Description of the task - Copy out each line of the listing that has the word "JSON" in it.
──────
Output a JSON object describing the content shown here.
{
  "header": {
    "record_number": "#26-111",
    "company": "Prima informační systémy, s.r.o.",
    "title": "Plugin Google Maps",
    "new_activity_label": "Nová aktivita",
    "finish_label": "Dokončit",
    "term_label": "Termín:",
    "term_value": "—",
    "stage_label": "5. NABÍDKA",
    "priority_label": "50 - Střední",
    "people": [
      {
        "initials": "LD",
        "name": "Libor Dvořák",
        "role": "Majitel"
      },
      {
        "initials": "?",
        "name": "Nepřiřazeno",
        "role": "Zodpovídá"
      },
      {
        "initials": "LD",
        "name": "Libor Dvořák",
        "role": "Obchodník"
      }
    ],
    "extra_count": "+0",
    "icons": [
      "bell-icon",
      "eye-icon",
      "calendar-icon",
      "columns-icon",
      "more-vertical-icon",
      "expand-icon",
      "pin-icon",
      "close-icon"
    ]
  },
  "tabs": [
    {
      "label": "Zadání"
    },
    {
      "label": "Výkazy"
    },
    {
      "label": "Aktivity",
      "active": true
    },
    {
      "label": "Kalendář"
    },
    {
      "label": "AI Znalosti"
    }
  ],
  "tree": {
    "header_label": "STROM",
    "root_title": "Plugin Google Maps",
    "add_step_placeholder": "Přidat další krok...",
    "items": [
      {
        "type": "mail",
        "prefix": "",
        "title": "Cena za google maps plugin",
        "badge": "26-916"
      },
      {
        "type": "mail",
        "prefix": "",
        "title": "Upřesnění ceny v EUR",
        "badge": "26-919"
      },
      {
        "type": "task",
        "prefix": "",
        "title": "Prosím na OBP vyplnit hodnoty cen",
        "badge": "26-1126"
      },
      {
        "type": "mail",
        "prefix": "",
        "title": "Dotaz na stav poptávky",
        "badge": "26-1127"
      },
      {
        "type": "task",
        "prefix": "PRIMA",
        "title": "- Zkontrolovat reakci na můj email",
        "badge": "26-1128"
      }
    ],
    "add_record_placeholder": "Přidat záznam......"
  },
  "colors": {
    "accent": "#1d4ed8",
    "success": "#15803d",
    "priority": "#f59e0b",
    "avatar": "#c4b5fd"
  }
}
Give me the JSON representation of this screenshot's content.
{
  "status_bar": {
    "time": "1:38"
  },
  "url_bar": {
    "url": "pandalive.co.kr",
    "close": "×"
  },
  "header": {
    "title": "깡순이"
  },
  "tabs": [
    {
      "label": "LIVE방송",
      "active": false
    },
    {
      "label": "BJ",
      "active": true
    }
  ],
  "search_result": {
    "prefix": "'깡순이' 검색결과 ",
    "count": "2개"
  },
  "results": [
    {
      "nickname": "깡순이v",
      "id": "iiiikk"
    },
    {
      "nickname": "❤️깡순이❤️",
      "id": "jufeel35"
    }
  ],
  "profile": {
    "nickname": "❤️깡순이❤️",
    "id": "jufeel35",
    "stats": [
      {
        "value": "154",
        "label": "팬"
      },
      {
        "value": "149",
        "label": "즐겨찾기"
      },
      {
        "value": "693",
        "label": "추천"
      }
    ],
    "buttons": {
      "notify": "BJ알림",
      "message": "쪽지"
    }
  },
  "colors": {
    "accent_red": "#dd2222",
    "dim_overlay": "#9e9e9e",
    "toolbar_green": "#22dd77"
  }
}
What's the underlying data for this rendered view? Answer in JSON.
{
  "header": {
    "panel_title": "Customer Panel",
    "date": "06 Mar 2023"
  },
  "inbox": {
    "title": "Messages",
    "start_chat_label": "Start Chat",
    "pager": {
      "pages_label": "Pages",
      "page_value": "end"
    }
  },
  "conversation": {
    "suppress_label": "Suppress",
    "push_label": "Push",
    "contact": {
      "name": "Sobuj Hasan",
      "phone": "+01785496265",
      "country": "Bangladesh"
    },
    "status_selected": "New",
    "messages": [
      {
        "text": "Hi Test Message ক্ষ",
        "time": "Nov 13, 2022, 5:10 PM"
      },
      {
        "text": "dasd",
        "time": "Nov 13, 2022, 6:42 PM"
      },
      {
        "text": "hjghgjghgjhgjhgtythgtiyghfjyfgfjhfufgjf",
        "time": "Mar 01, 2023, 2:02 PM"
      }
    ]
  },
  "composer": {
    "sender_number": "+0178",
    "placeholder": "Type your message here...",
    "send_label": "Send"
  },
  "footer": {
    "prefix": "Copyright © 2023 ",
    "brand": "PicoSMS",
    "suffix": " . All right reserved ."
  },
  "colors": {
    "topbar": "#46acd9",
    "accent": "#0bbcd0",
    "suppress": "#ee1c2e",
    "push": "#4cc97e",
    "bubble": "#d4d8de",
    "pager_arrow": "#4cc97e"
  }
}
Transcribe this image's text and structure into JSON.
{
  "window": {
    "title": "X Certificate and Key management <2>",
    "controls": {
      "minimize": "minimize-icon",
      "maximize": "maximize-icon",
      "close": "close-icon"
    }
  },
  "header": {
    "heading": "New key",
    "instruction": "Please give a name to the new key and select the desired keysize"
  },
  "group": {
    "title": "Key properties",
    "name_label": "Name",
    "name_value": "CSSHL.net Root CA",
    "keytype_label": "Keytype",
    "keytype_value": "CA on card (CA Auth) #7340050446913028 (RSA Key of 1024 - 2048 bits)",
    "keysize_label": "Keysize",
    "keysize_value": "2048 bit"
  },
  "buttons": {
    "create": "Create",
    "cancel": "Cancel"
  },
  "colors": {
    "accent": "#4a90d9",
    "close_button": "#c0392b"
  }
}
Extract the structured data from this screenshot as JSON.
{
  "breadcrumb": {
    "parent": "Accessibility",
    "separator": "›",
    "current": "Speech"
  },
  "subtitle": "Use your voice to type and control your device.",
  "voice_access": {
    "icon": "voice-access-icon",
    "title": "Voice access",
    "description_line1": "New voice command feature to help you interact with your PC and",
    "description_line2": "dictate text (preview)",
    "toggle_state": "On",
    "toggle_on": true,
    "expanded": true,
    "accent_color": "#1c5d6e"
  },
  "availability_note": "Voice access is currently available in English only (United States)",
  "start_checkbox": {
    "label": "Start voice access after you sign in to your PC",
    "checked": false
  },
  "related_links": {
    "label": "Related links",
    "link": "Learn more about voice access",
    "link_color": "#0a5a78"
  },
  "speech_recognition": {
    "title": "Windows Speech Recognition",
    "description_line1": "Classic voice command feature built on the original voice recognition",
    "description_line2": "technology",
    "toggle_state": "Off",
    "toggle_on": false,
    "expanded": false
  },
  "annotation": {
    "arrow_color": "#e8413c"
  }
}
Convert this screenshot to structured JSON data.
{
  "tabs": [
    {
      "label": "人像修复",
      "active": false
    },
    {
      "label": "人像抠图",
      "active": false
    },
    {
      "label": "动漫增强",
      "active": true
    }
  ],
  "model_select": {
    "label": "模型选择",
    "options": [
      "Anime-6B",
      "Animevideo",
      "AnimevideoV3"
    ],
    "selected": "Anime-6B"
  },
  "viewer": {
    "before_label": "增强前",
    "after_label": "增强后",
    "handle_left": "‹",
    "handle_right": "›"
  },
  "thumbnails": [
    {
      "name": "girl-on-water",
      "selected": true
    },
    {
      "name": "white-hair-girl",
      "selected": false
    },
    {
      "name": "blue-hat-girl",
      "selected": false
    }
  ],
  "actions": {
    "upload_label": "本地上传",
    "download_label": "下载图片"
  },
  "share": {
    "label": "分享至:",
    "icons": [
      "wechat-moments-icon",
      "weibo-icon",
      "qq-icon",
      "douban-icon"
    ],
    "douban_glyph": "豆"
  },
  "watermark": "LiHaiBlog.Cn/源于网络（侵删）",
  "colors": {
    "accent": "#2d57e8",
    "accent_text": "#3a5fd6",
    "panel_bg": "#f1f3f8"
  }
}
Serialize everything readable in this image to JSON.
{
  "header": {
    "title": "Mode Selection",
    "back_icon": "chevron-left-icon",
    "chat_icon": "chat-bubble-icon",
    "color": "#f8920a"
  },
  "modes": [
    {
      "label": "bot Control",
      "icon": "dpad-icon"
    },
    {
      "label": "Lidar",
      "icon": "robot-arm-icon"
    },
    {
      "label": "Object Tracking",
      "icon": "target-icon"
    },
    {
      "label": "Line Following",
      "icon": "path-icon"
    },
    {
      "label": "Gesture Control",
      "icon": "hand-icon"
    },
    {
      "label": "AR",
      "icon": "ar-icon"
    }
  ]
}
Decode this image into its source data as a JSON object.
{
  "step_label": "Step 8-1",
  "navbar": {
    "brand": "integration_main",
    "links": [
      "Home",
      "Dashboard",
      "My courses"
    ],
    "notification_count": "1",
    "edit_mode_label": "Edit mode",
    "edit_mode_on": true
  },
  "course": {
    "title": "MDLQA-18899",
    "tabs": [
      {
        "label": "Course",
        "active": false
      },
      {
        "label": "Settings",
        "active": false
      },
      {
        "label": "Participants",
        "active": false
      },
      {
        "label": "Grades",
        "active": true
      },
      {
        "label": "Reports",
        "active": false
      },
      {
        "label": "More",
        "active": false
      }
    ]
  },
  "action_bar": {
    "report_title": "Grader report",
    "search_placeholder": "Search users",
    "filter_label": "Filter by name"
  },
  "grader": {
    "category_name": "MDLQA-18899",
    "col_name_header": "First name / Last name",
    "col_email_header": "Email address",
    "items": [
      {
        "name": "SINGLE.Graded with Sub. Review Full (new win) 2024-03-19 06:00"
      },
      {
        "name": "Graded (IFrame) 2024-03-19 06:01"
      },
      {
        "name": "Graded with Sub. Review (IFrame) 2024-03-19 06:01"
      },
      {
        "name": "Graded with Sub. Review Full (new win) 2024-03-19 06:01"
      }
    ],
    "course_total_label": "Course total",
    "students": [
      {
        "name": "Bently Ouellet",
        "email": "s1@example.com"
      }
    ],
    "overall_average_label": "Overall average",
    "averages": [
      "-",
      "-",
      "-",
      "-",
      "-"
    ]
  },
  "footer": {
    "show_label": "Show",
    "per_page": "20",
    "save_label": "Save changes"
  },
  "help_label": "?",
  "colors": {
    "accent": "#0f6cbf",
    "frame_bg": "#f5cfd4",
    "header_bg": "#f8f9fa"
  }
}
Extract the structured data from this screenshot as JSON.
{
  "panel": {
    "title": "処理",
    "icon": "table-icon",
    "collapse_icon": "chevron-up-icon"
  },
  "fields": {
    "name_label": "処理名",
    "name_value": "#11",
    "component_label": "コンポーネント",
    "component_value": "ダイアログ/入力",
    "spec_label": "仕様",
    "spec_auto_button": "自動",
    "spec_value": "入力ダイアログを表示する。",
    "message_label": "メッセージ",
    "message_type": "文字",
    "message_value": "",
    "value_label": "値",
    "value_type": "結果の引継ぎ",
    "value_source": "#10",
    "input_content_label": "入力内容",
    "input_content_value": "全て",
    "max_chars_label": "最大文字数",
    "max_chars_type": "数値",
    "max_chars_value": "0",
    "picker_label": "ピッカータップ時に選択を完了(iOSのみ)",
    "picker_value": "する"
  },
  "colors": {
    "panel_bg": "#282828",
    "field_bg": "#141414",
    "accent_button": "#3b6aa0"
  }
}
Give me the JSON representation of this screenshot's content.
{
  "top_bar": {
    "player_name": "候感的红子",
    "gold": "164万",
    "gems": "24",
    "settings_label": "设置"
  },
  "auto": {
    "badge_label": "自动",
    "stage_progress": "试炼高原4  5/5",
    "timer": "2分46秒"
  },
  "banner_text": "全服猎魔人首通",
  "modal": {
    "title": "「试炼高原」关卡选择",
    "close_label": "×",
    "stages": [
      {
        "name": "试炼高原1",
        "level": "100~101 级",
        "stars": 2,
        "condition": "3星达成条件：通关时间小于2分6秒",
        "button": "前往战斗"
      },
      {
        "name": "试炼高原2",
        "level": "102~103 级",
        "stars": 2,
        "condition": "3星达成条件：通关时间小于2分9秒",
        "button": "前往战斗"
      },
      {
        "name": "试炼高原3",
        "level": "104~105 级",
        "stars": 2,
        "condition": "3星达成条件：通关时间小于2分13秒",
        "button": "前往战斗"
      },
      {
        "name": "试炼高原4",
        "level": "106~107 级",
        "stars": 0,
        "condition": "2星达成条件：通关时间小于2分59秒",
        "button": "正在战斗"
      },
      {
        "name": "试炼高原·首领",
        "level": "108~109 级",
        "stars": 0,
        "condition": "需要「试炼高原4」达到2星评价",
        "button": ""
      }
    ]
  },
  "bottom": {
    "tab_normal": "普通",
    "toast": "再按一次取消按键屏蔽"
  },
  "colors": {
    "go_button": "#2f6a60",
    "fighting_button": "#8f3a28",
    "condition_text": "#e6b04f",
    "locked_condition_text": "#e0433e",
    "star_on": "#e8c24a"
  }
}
──────
Full output -
Output a JSON object describing the content shown here.
Give me the JSON representation of this screenshot's content.
What's the underlying data for this rendered view? Answer in JSON.
Transcribe this image's text and structure into JSON.
Extract the structured data from this screenshot as JSON.
Convert this screenshot to structured JSON data.
Serialize everything readable in this image to JSON.
Decode this image into its source data as a JSON object.
Extract the structured data from this screenshot as JSON.
Give me the JSON representation of this screenshot's content.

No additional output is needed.